**Exercise instructions**
With the pictures set aside, reproduce each entry precisely as it reads.

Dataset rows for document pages

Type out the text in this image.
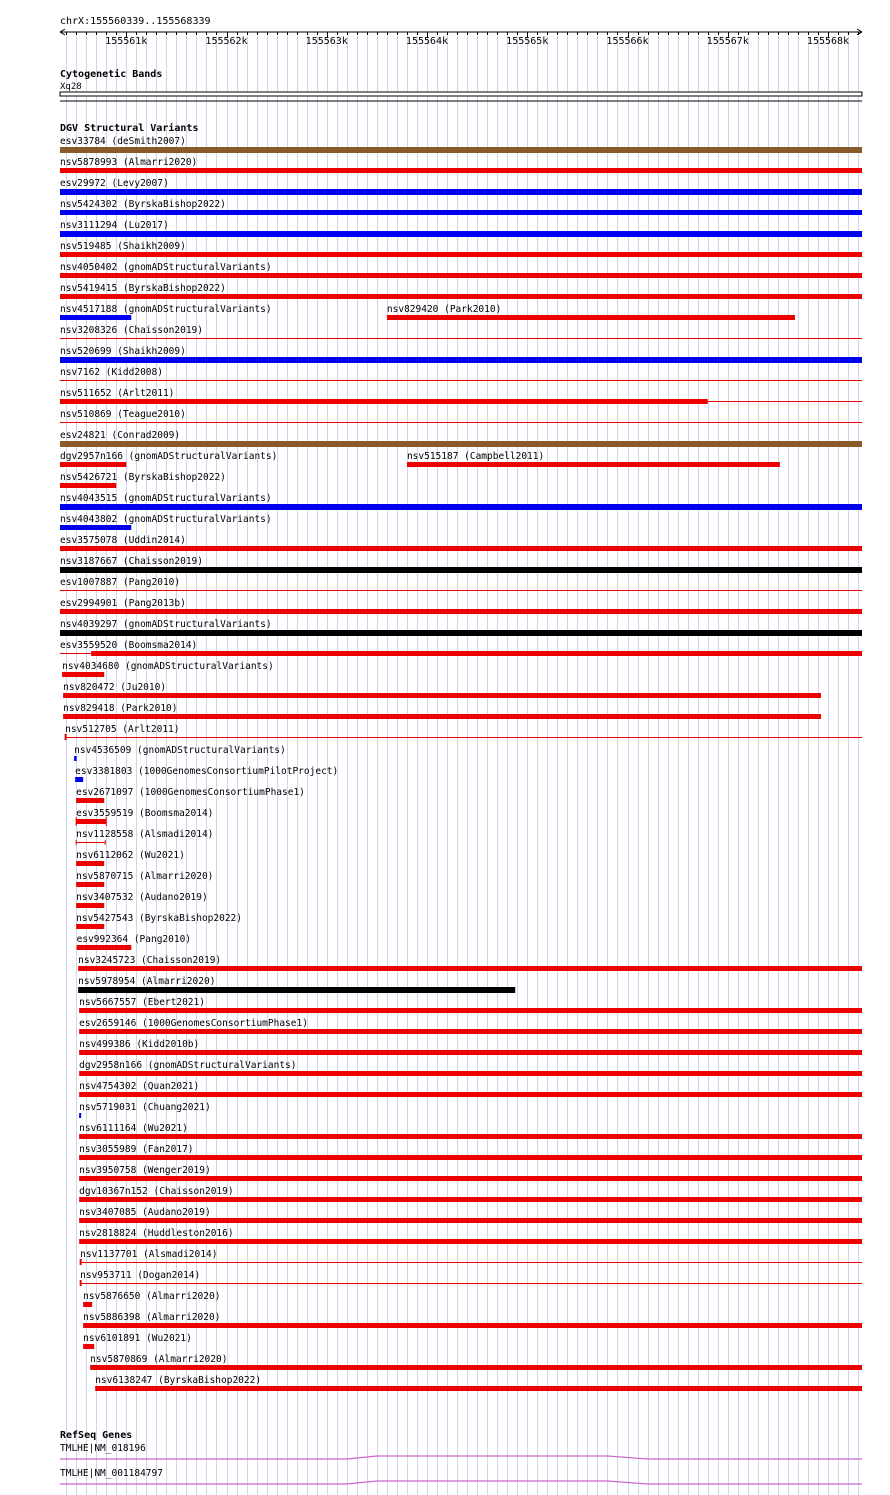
chrX:155560339..155568339
155561k	155562k	155563k	155564k	155565k	155566k	155567k	155568k
Cytogenetic Bands
Xq28
DGV Structural Variants
esv33784 (deSmith2007)
nsv5878993 (Almarri2020)
esv29972 (Levy2007)
nsv5424302 (ByrskaBishop2022)
nsv3111294 (Lu2017)
nsv519485 (Shaikh2009)
nsv4050402 (gnomADStructuralVariants)
nsv5419415 (ByrskaBishop2022)
nsv4517188 (gnomADStructuralVariants)	nsv829420 (Park2010)
nsv3208326 (Chaisson2019)
nsv520699 (Shaikh2009)
nsv7162 (Kidd2008)
nsv511652 (Arlt2011)
nsv510869 (Teague2010)
esv24821 (Conrad2009)
dgv2957n166 (gnomADStructuralVariants)	nsv515187 (Campbell2011)
nsv5426721 (ByrskaBishop2022)
nsv4043515 (gnomADStructuralVariants)
nsv4043802 (gnomADStructuralVariants)
esv3575078 (Uddin2014)
nsv3187667 (Chaisson2019)
esv1007887 (Pang2010)
esv2994901 (Pang2013b)
nsv4039297 (gnomADStructuralVariants)
esv3559520 (Boomsma2014)
nsv4034680 (gnomADStructuralVariants)
nsv820472 (Ju2010)
nsv829418 (Park2010)
nsv512705 (Arlt2011)
nsv4536509 (gnomADStructuralVariants)
esv3381803 (1000GenomesConsortiumPilotProject)
esv2671097 (1000GenomesConsortiumPhase1)
esv3559519 (Boomsma2014)
nsv1128558 (Alsmadi2014)
nsv6112062 (Wu2021)
nsv5870715 (Almarri2020)
nsv3407532 (Audano2019)
nsv5427543 (ByrskaBishop2022)
esv992364 (Pang2010)
nsv3245723 (Chaisson2019)
nsv5978954 (Almarri2020)
nsv5667557 (Ebert2021)
esv2659146 (1000GenomesConsortiumPhase1)
nsv499386 (Kidd2010b)
dgv2958n166 (gnomADStructuralVariants)
nsv4754302 (Quan2021)
nsv5719031 (Chuang2021)
nsv6111164 (Wu2021)
nsv3055989 (Fan2017)
nsv3950758 (Wenger2019)
dgv10367n152 (Chaisson2019)
nsv3407085 (Audano2019)
nsv2818824 (Huddleston2016)
nsv1137701 (Alsmadi2014)
nsv953711 (Dogan2014)
nsv5876650 (Almarri2020)
nsv5886398 (Almarri2020)
nsv6101891 (Wu2021)
nsv5870869 (Almarri2020)
nsv6138247 (ByrskaBishop2022)
RefSeq Genes
TMLHE|NM_018196
TMLHE|NM_001184797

**Response to the task**
Type out the text in this image.
chrX:155560339..155568339
155561k	155562k	155563k	155564k	155565k	155566k	155567k	155568k
Cytogenetic Bands
Xq28
DGV Structural Variants
esv33784 (deSmith2007)
nsv5878993 (Almarri2020)
esv29972 (Levy2007)
nsv5424302 (ByrskaBishop2022)
nsv3111294 (Lu2017)
nsv519485 (Shaikh2009)
nsv4050402 (gnomADStructuralVariants)
nsv5419415 (ByrskaBishop2022)
nsv4517188 (gnomADStructuralVariants)	nsv829420 (Park2010)
nsv3208326 (Chaisson2019)
nsv520699 (Shaikh2009)
nsv7162 (Kidd2008)
nsv511652 (Arlt2011)
nsv510869 (Teague2010)
esv24821 (Conrad2009)
dgv2957n166 (gnomADStructuralVariants)	nsv515187 (Campbell2011)
nsv5426721 (ByrskaBishop2022)
nsv4043515 (gnomADStructuralVariants)
nsv4043802 (gnomADStructuralVariants)
esv3575078 (Uddin2014)
nsv3187667 (Chaisson2019)
esv1007887 (Pang2010)
esv2994901 (Pang2013b)
nsv4039297 (gnomADStructuralVariants)
esv3559520 (Boomsma2014)
nsv4034680 (gnomADStructuralVariants)
nsv820472 (Ju2010)
nsv829418 (Park2010)
nsv512705 (Arlt2011)
nsv4536509 (gnomADStructuralVariants)
esv3381803 (1000GenomesConsortiumPilotProject)
esv2671097 (1000GenomesConsortiumPhase1)
esv3559519 (Boomsma2014)
nsv1128558 (Alsmadi2014)
nsv6112062 (Wu2021)
nsv5870715 (Almarri2020)
nsv3407532 (Audano2019)
nsv5427543 (ByrskaBishop2022)
esv992364 (Pang2010)
nsv3245723 (Chaisson2019)
nsv5978954 (Almarri2020)
nsv5667557 (Ebert2021)
esv2659146 (1000GenomesConsortiumPhase1)
nsv499386 (Kidd2010b)
dgv2958n166 (gnomADStructuralVariants)
nsv4754302 (Quan2021)
nsv5719031 (Chuang2021)
nsv6111164 (Wu2021)
nsv3055989 (Fan2017)
nsv3950758 (Wenger2019)
dgv10367n152 (Chaisson2019)
nsv3407085 (Audano2019)
nsv2818824 (Huddleston2016)
nsv1137701 (Alsmadi2014)
nsv953711 (Dogan2014)
nsv5876650 (Almarri2020)
nsv5886398 (Almarri2020)
nsv6101891 (Wu2021)
nsv5870869 (Almarri2020)
nsv6138247 (ByrskaBishop2022)
RefSeq Genes
TMLHE|NM_018196
TMLHE|NM_001184797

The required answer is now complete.